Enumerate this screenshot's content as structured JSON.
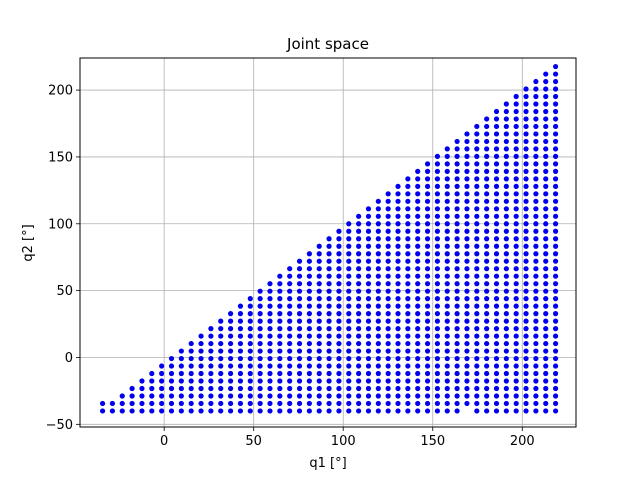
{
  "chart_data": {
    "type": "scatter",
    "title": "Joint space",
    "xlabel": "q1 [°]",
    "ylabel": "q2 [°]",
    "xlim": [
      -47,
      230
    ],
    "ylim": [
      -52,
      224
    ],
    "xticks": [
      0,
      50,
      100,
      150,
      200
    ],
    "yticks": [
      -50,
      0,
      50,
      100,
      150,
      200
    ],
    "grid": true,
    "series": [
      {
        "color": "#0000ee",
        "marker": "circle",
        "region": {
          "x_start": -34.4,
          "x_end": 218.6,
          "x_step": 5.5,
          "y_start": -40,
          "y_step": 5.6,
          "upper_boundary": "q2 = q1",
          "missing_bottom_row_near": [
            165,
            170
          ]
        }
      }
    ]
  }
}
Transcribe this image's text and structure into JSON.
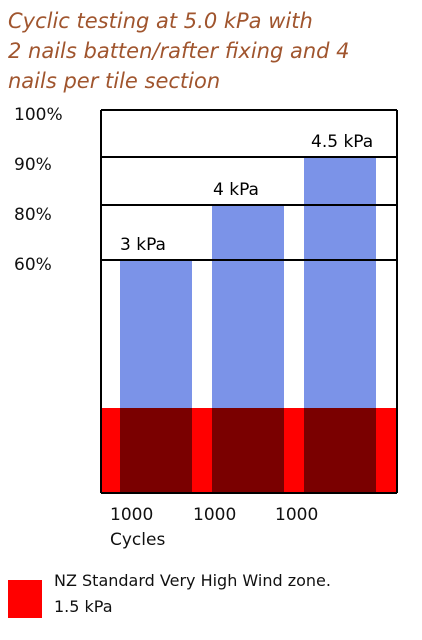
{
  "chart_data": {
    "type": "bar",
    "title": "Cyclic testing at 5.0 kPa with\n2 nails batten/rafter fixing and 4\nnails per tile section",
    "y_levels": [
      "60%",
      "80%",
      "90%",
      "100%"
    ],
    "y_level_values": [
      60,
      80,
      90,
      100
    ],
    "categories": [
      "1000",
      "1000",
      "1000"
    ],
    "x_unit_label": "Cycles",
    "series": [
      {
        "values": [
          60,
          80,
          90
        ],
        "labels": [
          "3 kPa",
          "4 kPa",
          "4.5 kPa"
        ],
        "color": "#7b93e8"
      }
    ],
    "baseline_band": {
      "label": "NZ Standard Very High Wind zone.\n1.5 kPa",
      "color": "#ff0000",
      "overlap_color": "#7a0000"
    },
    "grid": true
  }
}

Task goal >> From the line that holds "Transcribe this image's" to the last line of the records, please copy each line exactly and nothing else. Pictures stay out.

Right answer >>
Transcribe this image's text and structure into JSON.
{
  "chart_data": {
    "type": "bar",
    "title": "Cyclic testing at 5.0 kPa with\n2 nails batten/rafter fixing and 4\nnails per tile section",
    "y_levels": [
      "60%",
      "80%",
      "90%",
      "100%"
    ],
    "y_level_values": [
      60,
      80,
      90,
      100
    ],
    "categories": [
      "1000",
      "1000",
      "1000"
    ],
    "x_unit_label": "Cycles",
    "series": [
      {
        "values": [
          60,
          80,
          90
        ],
        "labels": [
          "3 kPa",
          "4 kPa",
          "4.5 kPa"
        ],
        "color": "#7b93e8"
      }
    ],
    "baseline_band": {
      "label": "NZ Standard Very High Wind zone.\n1.5 kPa",
      "color": "#ff0000",
      "overlap_color": "#7a0000"
    },
    "grid": true
  }
}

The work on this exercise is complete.